Copy out all of the entries below word for word, leaving out the pictures.
Begin EXERCISE INPUT
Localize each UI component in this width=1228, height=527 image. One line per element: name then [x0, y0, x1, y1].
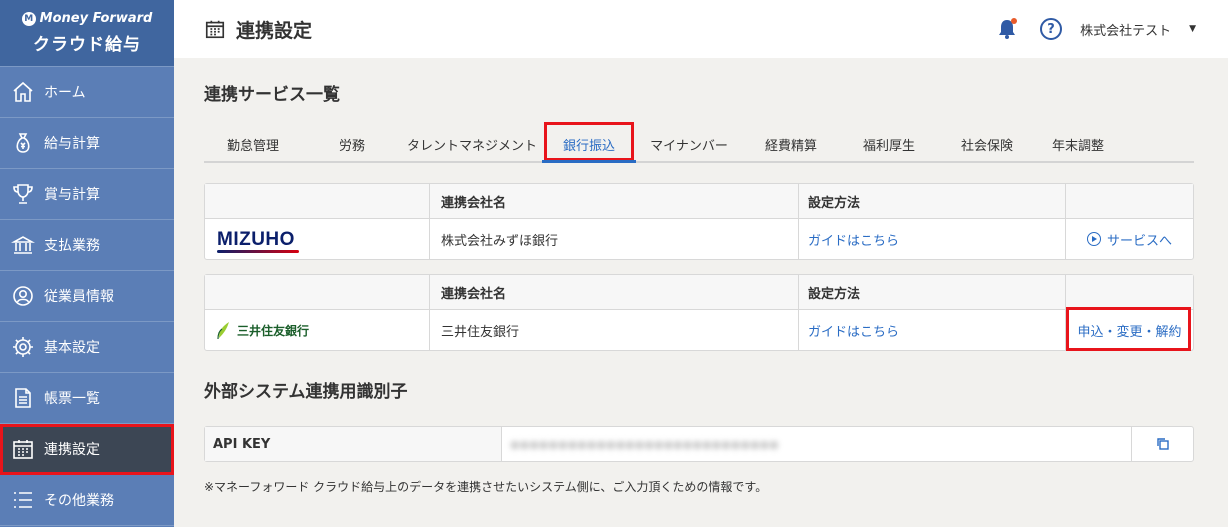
trophy-icon [10, 181, 36, 207]
notification-dot [1011, 18, 1018, 24]
sidebar-item-label: ホーム [44, 85, 86, 101]
gear-icon [10, 334, 36, 360]
play-circle-icon [1086, 232, 1101, 246]
column-header-company: 連携会社名 [430, 184, 799, 218]
sidebar-item-bonus[interactable]: 賞与計算 [0, 169, 174, 220]
calendar-icon [205, 20, 225, 39]
sidebar-item-settings[interactable]: 基本設定 [0, 322, 174, 373]
sidebar-item-label: 給与計算 [44, 136, 100, 152]
smbc-leaf-icon [217, 322, 229, 340]
sidebar-item-label: 支払業務 [44, 238, 100, 254]
company-name: 株式会社みずほ銀行 [430, 219, 799, 259]
money-forward-logo-icon: M [21, 11, 36, 26]
guide-link[interactable]: ガイドはこちら [808, 230, 899, 249]
company-selector[interactable]: 株式会社テスト [1080, 20, 1171, 39]
page-title: 連携設定 [236, 19, 313, 42]
money-bag-icon [10, 130, 36, 156]
service-table-smbc: 連携会社名 設定方法 三井住友銀行 三井住友銀行 ガイドはこちら 申込・変更・解… [204, 274, 1194, 351]
highlight-box [1066, 307, 1191, 351]
tab-social-insurance[interactable]: 社会保険 [938, 127, 1036, 161]
sidebar-item-reports[interactable]: 帳票一覧 [0, 373, 174, 424]
tab-labor[interactable]: 労務 [302, 127, 402, 161]
table-row: 三井住友銀行 三井住友銀行 ガイドはこちら 申込・変更・解約 [205, 307, 1193, 351]
sidebar-item-label: 基本設定 [44, 340, 100, 356]
list-icon [10, 487, 36, 513]
table-row: MIZUHO 株式会社みずほ銀行 ガイドはこちら サービスへ [205, 219, 1193, 259]
tab-bank-transfer[interactable]: 銀行振込 [542, 122, 636, 163]
company-name: 三井住友銀行 [430, 310, 799, 350]
api-key-table: API KEY ●●●●●●●●●●●●●●●●●●●●●●●●●●●● [204, 426, 1194, 462]
bank-icon [10, 232, 36, 258]
smbc-logo-text: 三井住友銀行 [237, 323, 310, 338]
go-to-service-button[interactable]: サービスへ [1086, 230, 1172, 249]
table-header-row: 連携会社名 設定方法 [205, 184, 1193, 219]
tab-welfare[interactable]: 福利厚生 [840, 127, 938, 161]
sidebar-item-label: 連携設定 [44, 442, 100, 458]
service-table-mizuho: 連携会社名 設定方法 MIZUHO 株式会社みずほ銀行 ガイドはこちら サービス… [204, 183, 1194, 260]
api-key-label: API KEY [205, 427, 502, 461]
sidebar-item-label: 賞与計算 [44, 187, 100, 203]
sidebar: M Money Forward クラウド給与 ホーム 給与計算 賞与計算 支払業務… [0, 0, 174, 527]
main-content: 連携サービス一覧 勤怠管理 労務 タレントマネジメント 銀行振込 マイナンバー … [204, 58, 1194, 495]
guide-link[interactable]: ガイドはこちら [808, 321, 899, 340]
help-icon[interactable]: ? [1040, 18, 1063, 40]
smbc-logo: 三井住友銀行 [217, 320, 309, 340]
tab-expense[interactable]: 経費精算 [742, 127, 840, 161]
api-key-value: ●●●●●●●●●●●●●●●●●●●●●●●●●●●● [510, 437, 779, 451]
sidebar-item-home[interactable]: ホーム [0, 67, 174, 118]
api-section-title: 外部システム連携用識別子 [204, 382, 408, 402]
tab-mynumber[interactable]: マイナンバー [636, 127, 742, 161]
calendar-icon [10, 436, 36, 462]
highlight-box [544, 122, 634, 161]
top-header: 連携設定 ? 株式会社テスト ▼ [174, 0, 1228, 58]
document-icon [10, 385, 36, 411]
tab-attendance[interactable]: 勤怠管理 [204, 127, 302, 161]
column-header-method: 設定方法 [799, 184, 1066, 218]
tab-year-end[interactable]: 年末調整 [1036, 127, 1120, 161]
sidebar-item-other[interactable]: その他業務 [0, 475, 174, 526]
sidebar-item-label: その他業務 [44, 493, 114, 509]
sidebar-item-label: 帳票一覧 [44, 391, 100, 407]
brand-name: Money Forward [39, 11, 153, 26]
table-header-row: 連携会社名 設定方法 [205, 275, 1193, 310]
sidebar-item-integration[interactable]: 連携設定 [0, 424, 174, 475]
mizuho-logo: MIZUHO [217, 228, 299, 253]
chevron-down-icon[interactable]: ▼ [1189, 24, 1196, 34]
home-icon [10, 79, 36, 105]
tab-talent[interactable]: タレントマネジメント [402, 127, 542, 161]
person-icon [10, 283, 36, 309]
column-header-company: 連携会社名 [430, 275, 799, 309]
column-header-method: 設定方法 [799, 275, 1066, 309]
notification-bell-icon[interactable] [996, 18, 1018, 40]
sidebar-item-label: 従業員情報 [44, 289, 114, 305]
brand-logo[interactable]: M Money Forward クラウド給与 [0, 0, 174, 67]
api-note: ※マネーフォワード クラウド給与上のデータを連携させたいシステム側に、ご入力頂く… [204, 480, 768, 494]
copy-icon[interactable] [1156, 437, 1170, 451]
product-name: クラウド給与 [33, 35, 141, 55]
section-title: 連携サービス一覧 [204, 85, 340, 105]
tab-bar: 勤怠管理 労務 タレントマネジメント 銀行振込 マイナンバー 経費精算 福利厚生… [204, 122, 1194, 163]
service-button-label: サービスへ [1106, 233, 1172, 249]
sidebar-item-payroll[interactable]: 給与計算 [0, 118, 174, 169]
sidebar-item-payment[interactable]: 支払業務 [0, 220, 174, 271]
sidebar-item-employees[interactable]: 従業員情報 [0, 271, 174, 322]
End EXERCISE INPUT
## SOLUTION FOR THIS TASK
Localize each UI component in this width=1228, height=527 image. One line per element: name then [x0, y0, x1, y1].
trophy-icon [10, 181, 36, 207]
notification-dot [1011, 18, 1018, 24]
sidebar-item-label: ホーム [44, 85, 86, 101]
gear-icon [10, 334, 36, 360]
play-circle-icon [1086, 232, 1101, 246]
column-header-company: 連携会社名 [430, 184, 799, 218]
sidebar-item-bonus[interactable]: 賞与計算 [0, 169, 174, 220]
calendar-icon [205, 20, 225, 39]
sidebar-item-settings[interactable]: 基本設定 [0, 322, 174, 373]
sidebar-item-label: 給与計算 [44, 136, 100, 152]
smbc-leaf-icon [217, 322, 229, 340]
sidebar-item-label: 支払業務 [44, 238, 100, 254]
company-name: 株式会社みずほ銀行 [430, 219, 799, 259]
money-forward-logo-icon: M [21, 11, 36, 26]
guide-link[interactable]: ガイドはこちら [808, 230, 899, 249]
company-selector[interactable]: 株式会社テスト [1080, 20, 1171, 39]
page-title: 連携設定 [236, 19, 313, 42]
money-bag-icon [10, 130, 36, 156]
service-table-smbc: 連携会社名 設定方法 三井住友銀行 三井住友銀行 ガイドはこちら 申込・変更・解… [204, 274, 1194, 351]
highlight-box [1066, 307, 1191, 351]
tab-social-insurance[interactable]: 社会保険 [938, 127, 1036, 161]
sidebar-item-reports[interactable]: 帳票一覧 [0, 373, 174, 424]
tab-labor[interactable]: 労務 [302, 127, 402, 161]
table-row: 三井住友銀行 三井住友銀行 ガイドはこちら 申込・変更・解約 [205, 307, 1193, 351]
sidebar-item-label: 基本設定 [44, 340, 100, 356]
list-icon [10, 487, 36, 513]
table-row: MIZUHO 株式会社みずほ銀行 ガイドはこちら サービスへ [205, 219, 1193, 259]
tab-bank-transfer[interactable]: 銀行振込 [542, 122, 636, 163]
company-name: 三井住友銀行 [430, 310, 799, 350]
api-key-table: API KEY ●●●●●●●●●●●●●●●●●●●●●●●●●●●● [204, 426, 1194, 462]
bank-icon [10, 232, 36, 258]
smbc-logo-text: 三井住友銀行 [237, 323, 310, 338]
go-to-service-button[interactable]: サービスへ [1086, 230, 1172, 249]
table-header-row: 連携会社名 設定方法 [205, 184, 1193, 219]
tab-welfare[interactable]: 福利厚生 [840, 127, 938, 161]
sidebar-item-label: 連携設定 [44, 442, 100, 458]
service-table-mizuho: 連携会社名 設定方法 MIZUHO 株式会社みずほ銀行 ガイドはこちら サービス… [204, 183, 1194, 260]
api-key-label: API KEY [205, 427, 502, 461]
sidebar-item-label: 賞与計算 [44, 187, 100, 203]
sidebar: M Money Forward クラウド給与 ホーム 給与計算 賞与計算 支払業務… [0, 0, 174, 527]
main-content: 連携サービス一覧 勤怠管理 労務 タレントマネジメント 銀行振込 マイナンバー … [204, 58, 1194, 495]
guide-link[interactable]: ガイドはこちら [808, 321, 899, 340]
help-icon[interactable]: ? [1040, 18, 1063, 40]
smbc-logo: 三井住友銀行 [217, 320, 309, 340]
tab-expense[interactable]: 経費精算 [742, 127, 840, 161]
api-key-value: ●●●●●●●●●●●●●●●●●●●●●●●●●●●● [510, 437, 779, 451]
sidebar-item-home[interactable]: ホーム [0, 67, 174, 118]
api-section-title: 外部システム連携用識別子 [204, 382, 408, 402]
tab-mynumber[interactable]: マイナンバー [636, 127, 742, 161]
calendar-icon [10, 436, 36, 462]
highlight-box [544, 122, 634, 161]
top-header: 連携設定 ? 株式会社テスト ▼ [174, 0, 1228, 58]
document-icon [10, 385, 36, 411]
tab-attendance[interactable]: 勤怠管理 [204, 127, 302, 161]
column-header-method: 設定方法 [799, 184, 1066, 218]
tab-year-end[interactable]: 年末調整 [1036, 127, 1120, 161]
sidebar-item-other[interactable]: その他業務 [0, 475, 174, 526]
sidebar-item-label: その他業務 [44, 493, 114, 509]
sidebar-item-label: 帳票一覧 [44, 391, 100, 407]
brand-name: Money Forward [39, 11, 153, 26]
table-header-row: 連携会社名 設定方法 [205, 275, 1193, 310]
sidebar-item-integration[interactable]: 連携設定 [0, 424, 174, 475]
mizuho-logo: MIZUHO [217, 228, 299, 253]
chevron-down-icon[interactable]: ▼ [1189, 24, 1196, 34]
home-icon [10, 79, 36, 105]
tab-talent[interactable]: タレントマネジメント [402, 127, 542, 161]
person-icon [10, 283, 36, 309]
column-header-company: 連携会社名 [430, 275, 799, 309]
column-header-method: 設定方法 [799, 275, 1066, 309]
notification-bell-icon[interactable] [996, 18, 1018, 40]
sidebar-item-label: 従業員情報 [44, 289, 114, 305]
brand-logo[interactable]: M Money Forward クラウド給与 [0, 0, 174, 67]
api-note: ※マネーフォワード クラウド給与上のデータを連携させたいシステム側に、ご入力頂く… [204, 480, 768, 494]
copy-icon[interactable] [1156, 437, 1170, 451]
product-name: クラウド給与 [33, 35, 141, 55]
section-title: 連携サービス一覧 [204, 85, 340, 105]
tab-bar: 勤怠管理 労務 タレントマネジメント 銀行振込 マイナンバー 経費精算 福利厚生… [204, 122, 1194, 163]
service-button-label: サービスへ [1106, 233, 1172, 249]
sidebar-item-payroll[interactable]: 給与計算 [0, 118, 174, 169]
sidebar-item-payment[interactable]: 支払業務 [0, 220, 174, 271]
sidebar-item-employees[interactable]: 従業員情報 [0, 271, 174, 322]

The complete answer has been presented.